» What is needed
Keep only the lines that hold the string "ciudad", filtering out the rest of the entries below.

» Raw data
--------------------------------------------------

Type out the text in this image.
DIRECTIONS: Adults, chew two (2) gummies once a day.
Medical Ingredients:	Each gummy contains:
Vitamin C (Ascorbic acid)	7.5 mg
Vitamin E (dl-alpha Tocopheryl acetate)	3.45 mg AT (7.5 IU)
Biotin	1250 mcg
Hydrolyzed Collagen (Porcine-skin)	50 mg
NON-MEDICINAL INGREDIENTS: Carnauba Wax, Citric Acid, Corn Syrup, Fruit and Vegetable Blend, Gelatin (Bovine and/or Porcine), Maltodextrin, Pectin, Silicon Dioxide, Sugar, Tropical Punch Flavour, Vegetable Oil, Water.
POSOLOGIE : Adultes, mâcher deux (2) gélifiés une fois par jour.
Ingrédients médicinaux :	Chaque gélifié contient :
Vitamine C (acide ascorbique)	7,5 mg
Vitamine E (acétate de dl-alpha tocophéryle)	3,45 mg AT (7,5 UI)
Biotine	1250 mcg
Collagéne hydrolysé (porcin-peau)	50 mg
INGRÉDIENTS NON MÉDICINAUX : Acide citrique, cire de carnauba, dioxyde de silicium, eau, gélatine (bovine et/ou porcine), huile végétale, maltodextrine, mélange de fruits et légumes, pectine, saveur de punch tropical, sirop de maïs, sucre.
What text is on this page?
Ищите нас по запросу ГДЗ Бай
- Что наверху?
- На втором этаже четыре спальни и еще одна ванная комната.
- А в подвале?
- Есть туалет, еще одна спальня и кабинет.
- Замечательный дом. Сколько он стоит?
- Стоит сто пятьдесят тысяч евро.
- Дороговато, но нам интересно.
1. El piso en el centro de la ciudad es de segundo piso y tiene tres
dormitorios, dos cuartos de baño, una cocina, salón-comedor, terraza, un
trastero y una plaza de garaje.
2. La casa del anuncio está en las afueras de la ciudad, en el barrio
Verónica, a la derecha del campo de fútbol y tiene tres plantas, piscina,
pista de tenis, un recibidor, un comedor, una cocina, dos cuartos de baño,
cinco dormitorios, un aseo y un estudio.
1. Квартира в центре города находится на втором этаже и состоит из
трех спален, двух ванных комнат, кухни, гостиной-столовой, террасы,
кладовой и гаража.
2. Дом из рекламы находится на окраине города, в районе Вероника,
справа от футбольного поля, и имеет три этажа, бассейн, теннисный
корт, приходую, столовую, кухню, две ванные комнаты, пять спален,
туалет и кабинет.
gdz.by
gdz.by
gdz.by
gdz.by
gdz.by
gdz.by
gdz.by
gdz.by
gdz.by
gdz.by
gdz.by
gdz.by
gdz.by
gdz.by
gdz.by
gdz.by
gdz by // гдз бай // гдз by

--------------------------------------------------

» Answer to the exercise
1. El piso en el centro de la ciudad es de segundo piso y tiene tres
2. La casa del anuncio está en las afueras de la ciudad, en el barrio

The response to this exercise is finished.